Dataset records:
━━━━
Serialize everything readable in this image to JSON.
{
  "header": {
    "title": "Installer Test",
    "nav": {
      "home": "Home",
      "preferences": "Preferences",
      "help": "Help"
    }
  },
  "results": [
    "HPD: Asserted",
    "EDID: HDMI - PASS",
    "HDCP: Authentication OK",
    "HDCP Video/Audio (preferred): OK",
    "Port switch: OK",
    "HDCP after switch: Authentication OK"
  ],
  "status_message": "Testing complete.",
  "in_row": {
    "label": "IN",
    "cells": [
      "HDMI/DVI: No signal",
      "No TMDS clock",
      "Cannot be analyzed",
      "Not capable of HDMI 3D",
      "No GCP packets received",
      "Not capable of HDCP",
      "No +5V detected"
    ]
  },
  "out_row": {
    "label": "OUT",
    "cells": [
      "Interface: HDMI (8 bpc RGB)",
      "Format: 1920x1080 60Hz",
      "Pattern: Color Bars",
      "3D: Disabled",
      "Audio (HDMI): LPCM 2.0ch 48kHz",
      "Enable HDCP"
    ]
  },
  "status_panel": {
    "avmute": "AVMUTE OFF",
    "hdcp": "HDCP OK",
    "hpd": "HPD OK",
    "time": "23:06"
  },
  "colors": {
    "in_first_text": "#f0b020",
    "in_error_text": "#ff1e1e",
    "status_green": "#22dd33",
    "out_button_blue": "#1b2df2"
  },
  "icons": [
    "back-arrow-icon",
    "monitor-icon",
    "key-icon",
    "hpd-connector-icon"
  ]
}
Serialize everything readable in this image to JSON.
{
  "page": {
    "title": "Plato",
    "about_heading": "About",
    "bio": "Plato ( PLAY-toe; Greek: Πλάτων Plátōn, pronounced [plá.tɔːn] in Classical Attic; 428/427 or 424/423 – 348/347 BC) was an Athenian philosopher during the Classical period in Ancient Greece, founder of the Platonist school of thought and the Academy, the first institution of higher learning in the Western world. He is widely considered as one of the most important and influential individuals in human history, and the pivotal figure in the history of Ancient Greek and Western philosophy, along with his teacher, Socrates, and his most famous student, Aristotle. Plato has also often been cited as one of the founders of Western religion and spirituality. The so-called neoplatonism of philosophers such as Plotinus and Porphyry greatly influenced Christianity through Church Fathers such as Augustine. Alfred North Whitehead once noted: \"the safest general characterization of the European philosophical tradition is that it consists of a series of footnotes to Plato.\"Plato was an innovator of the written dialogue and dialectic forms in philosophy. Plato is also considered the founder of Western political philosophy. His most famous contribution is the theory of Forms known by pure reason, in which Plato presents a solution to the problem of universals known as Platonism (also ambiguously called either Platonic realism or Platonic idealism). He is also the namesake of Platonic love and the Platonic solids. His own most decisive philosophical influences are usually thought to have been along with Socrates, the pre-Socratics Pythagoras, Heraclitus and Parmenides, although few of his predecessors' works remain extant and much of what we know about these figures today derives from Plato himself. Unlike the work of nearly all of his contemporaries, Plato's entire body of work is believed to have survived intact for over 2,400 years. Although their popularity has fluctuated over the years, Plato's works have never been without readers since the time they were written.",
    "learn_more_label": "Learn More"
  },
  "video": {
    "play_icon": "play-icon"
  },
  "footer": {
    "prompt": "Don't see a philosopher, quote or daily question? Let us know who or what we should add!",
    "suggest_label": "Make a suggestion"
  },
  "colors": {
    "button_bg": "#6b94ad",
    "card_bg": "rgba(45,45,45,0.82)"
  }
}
━━━━
--- Your objective ---
Write out all of the records once more, exactly.

--- Response to the exercise ---
Serialize everything readable in this image to JSON.
{
  "header": {
    "title": "Installer Test",
    "nav": {
      "home": "Home",
      "preferences": "Preferences",
      "help": "Help"
    }
  },
  "results": [
    "HPD: Asserted",
    "EDID: HDMI - PASS",
    "HDCP: Authentication OK",
    "HDCP Video/Audio (preferred): OK",
    "Port switch: OK",
    "HDCP after switch: Authentication OK"
  ],
  "status_message": "Testing complete.",
  "in_row": {
    "label": "IN",
    "cells": [
      "HDMI/DVI: No signal",
      "No TMDS clock",
      "Cannot be analyzed",
      "Not capable of HDMI 3D",
      "No GCP packets received",
      "Not capable of HDCP",
      "No +5V detected"
    ]
  },
  "out_row": {
    "label": "OUT",
    "cells": [
      "Interface: HDMI (8 bpc RGB)",
      "Format: 1920x1080 60Hz",
      "Pattern: Color Bars",
      "3D: Disabled",
      "Audio (HDMI): LPCM 2.0ch 48kHz",
      "Enable HDCP"
    ]
  },
  "status_panel": {
    "avmute": "AVMUTE OFF",
    "hdcp": "HDCP OK",
    "hpd": "HPD OK",
    "time": "23:06"
  },
  "colors": {
    "in_first_text": "#f0b020",
    "in_error_text": "#ff1e1e",
    "status_green": "#22dd33",
    "out_button_blue": "#1b2df2"
  },
  "icons": [
    "back-arrow-icon",
    "monitor-icon",
    "key-icon",
    "hpd-connector-icon"
  ]
}
Serialize everything readable in this image to JSON.
{
  "page": {
    "title": "Plato",
    "about_heading": "About",
    "bio": "Plato ( PLAY-toe; Greek: Πλάτων Plátōn, pronounced [plá.tɔːn] in Classical Attic; 428/427 or 424/423 – 348/347 BC) was an Athenian philosopher during the Classical period in Ancient Greece, founder of the Platonist school of thought and the Academy, the first institution of higher learning in the Western world. He is widely considered as one of the most important and influential individuals in human history, and the pivotal figure in the history of Ancient Greek and Western philosophy, along with his teacher, Socrates, and his most famous student, Aristotle. Plato has also often been cited as one of the founders of Western religion and spirituality. The so-called neoplatonism of philosophers such as Plotinus and Porphyry greatly influenced Christianity through Church Fathers such as Augustine. Alfred North Whitehead once noted: \"the safest general characterization of the European philosophical tradition is that it consists of a series of footnotes to Plato.\"Plato was an innovator of the written dialogue and dialectic forms in philosophy. Plato is also considered the founder of Western political philosophy. His most famous contribution is the theory of Forms known by pure reason, in which Plato presents a solution to the problem of universals known as Platonism (also ambiguously called either Platonic realism or Platonic idealism). He is also the namesake of Platonic love and the Platonic solids. His own most decisive philosophical influences are usually thought to have been along with Socrates, the pre-Socratics Pythagoras, Heraclitus and Parmenides, although few of his predecessors' works remain extant and much of what we know about these figures today derives from Plato himself. Unlike the work of nearly all of his contemporaries, Plato's entire body of work is believed to have survived intact for over 2,400 years. Although their popularity has fluctuated over the years, Plato's works have never been without readers since the time they were written.",
    "learn_more_label": "Learn More"
  },
  "video": {
    "play_icon": "play-icon"
  },
  "footer": {
    "prompt": "Don't see a philosopher, quote or daily question? Let us know who or what we should add!",
    "suggest_label": "Make a suggestion"
  },
  "colors": {
    "button_bg": "#6b94ad",
    "card_bg": "rgba(45,45,45,0.82)"
  }
}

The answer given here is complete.